= SET TASK =
Scan the material below for the string "often", and copy every line where it shows up.

= MATERIAL FOR THE TASK =
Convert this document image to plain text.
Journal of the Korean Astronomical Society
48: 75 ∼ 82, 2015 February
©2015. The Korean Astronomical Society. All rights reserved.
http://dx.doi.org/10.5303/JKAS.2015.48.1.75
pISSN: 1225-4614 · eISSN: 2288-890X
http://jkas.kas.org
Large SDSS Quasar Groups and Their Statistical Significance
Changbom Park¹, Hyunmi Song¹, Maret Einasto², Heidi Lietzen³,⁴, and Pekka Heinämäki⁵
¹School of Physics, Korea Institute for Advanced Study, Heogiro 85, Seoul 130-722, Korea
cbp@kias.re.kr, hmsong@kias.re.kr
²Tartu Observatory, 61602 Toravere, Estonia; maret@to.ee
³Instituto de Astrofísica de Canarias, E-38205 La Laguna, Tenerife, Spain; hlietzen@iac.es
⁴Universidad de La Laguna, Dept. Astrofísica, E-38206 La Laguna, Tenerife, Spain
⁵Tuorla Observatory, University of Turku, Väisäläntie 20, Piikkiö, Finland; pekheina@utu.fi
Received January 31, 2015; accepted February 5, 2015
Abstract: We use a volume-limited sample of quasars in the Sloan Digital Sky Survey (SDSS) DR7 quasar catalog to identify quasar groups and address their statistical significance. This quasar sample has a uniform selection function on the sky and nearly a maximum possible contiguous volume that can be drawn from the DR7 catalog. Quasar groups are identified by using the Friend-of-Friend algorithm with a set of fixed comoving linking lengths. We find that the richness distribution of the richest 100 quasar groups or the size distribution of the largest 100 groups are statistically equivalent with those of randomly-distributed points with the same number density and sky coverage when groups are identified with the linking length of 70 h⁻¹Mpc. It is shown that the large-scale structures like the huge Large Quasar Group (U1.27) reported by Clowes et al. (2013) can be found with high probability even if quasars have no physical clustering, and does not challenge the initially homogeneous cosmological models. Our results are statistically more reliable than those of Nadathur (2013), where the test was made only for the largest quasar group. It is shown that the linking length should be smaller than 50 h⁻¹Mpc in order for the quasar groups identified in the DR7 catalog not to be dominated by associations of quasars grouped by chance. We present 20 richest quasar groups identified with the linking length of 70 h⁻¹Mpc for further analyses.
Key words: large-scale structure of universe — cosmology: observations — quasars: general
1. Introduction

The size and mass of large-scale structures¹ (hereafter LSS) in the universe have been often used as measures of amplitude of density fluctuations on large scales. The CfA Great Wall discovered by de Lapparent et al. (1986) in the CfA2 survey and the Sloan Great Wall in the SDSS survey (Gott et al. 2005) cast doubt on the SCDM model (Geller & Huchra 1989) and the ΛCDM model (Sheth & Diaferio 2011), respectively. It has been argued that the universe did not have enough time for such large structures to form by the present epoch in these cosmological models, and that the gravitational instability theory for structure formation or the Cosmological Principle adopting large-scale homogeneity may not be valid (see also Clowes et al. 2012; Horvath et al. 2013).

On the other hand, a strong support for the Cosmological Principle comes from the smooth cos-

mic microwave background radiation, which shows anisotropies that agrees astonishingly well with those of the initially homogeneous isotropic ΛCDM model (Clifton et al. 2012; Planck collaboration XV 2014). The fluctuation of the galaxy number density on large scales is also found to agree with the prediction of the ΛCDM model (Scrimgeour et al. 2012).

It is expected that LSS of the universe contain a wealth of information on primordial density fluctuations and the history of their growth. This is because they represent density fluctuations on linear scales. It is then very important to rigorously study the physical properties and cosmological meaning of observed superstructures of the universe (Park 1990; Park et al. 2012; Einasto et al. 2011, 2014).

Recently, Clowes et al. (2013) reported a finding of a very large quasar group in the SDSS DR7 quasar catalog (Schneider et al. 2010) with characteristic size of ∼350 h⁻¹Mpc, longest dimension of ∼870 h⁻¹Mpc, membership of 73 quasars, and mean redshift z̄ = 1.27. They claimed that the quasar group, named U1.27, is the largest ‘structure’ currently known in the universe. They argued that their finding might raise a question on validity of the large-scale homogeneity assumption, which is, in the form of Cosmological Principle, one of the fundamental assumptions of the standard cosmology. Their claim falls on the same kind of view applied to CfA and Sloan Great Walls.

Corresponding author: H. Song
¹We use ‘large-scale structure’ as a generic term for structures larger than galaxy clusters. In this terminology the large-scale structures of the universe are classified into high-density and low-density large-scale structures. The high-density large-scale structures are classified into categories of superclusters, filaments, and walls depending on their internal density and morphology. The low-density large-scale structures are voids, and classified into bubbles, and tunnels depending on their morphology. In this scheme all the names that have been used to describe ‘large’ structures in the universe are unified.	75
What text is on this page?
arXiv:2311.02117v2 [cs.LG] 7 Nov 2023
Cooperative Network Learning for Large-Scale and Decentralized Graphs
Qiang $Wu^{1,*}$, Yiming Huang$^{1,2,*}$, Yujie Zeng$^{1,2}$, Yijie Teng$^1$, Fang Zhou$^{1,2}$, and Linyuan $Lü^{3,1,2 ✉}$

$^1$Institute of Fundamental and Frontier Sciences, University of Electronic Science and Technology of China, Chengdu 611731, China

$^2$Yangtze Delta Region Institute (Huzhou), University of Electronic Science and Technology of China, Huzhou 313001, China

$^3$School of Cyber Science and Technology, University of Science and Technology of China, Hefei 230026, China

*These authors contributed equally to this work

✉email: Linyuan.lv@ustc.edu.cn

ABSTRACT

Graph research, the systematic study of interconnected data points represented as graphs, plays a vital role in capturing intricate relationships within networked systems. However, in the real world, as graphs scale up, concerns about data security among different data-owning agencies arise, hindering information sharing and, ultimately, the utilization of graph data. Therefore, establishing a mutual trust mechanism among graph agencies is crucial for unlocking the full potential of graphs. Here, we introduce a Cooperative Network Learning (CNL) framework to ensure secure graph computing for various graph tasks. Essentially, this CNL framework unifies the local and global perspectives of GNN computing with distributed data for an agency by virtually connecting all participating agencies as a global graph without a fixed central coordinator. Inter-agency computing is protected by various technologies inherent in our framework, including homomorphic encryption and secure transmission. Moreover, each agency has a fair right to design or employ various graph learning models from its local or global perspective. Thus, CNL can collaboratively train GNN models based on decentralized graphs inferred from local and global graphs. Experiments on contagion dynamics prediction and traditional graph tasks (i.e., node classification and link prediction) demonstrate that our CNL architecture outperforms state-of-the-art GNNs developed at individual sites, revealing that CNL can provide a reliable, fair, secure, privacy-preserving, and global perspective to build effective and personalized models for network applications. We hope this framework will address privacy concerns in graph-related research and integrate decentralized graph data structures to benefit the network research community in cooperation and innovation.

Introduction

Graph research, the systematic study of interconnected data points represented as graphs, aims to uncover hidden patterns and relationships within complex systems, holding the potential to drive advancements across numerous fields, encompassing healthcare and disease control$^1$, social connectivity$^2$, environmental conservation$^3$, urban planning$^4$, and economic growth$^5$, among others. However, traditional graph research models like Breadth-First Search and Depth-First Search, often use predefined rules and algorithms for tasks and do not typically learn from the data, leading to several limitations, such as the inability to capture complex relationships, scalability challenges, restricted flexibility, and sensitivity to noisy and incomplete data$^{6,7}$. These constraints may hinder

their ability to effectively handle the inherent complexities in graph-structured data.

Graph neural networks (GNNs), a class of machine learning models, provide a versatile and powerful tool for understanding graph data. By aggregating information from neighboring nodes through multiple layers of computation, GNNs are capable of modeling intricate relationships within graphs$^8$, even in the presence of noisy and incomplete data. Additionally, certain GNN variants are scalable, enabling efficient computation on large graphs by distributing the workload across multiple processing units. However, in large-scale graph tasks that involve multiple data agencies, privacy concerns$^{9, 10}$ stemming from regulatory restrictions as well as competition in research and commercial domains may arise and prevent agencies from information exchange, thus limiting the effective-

= COMPLETE ANSWER =
The size and mass of large-scale structures¹ (hereafter LSS) in the universe have been often used as measures of amplitude of density fluctuations on large scales. The CfA Great Wall discovered by de Lapparent et al. (1986) in the CfA2 survey and the Sloan Great Wall in the SDSS survey (Gott et al. 2005) cast doubt on the SCDM model (Geller & Huchra 1989) and the ΛCDM model (Sheth & Diaferio 2011), respectively. It has been argued that the universe did not have enough time for such large structures to form by the present epoch in these cosmological models, and that the gravitational instability theory for structure formation or the Cosmological Principle adopting large-scale homogeneity may not be valid (see also Clowes et al. 2012; Horvath et al. 2013).
Graph research, the systematic study of interconnected data points represented as graphs, aims to uncover hidden patterns and relationships within complex systems, holding the potential to drive advancements across numerous fields, encompassing healthcare and disease control$^1$, social connectivity$^2$, environmental conservation$^3$, urban planning$^4$, and economic growth$^5$, among others. However, traditional graph research models like Breadth-First Search and Depth-First Search, often use predefined rules and algorithms for tasks and do not typically learn from the data, leading to several limitations, such as the inability to capture complex relationships, scalability challenges, restricted flexibility, and sensitivity to noisy and incomplete data$^{6,7}$. These constraints may hinder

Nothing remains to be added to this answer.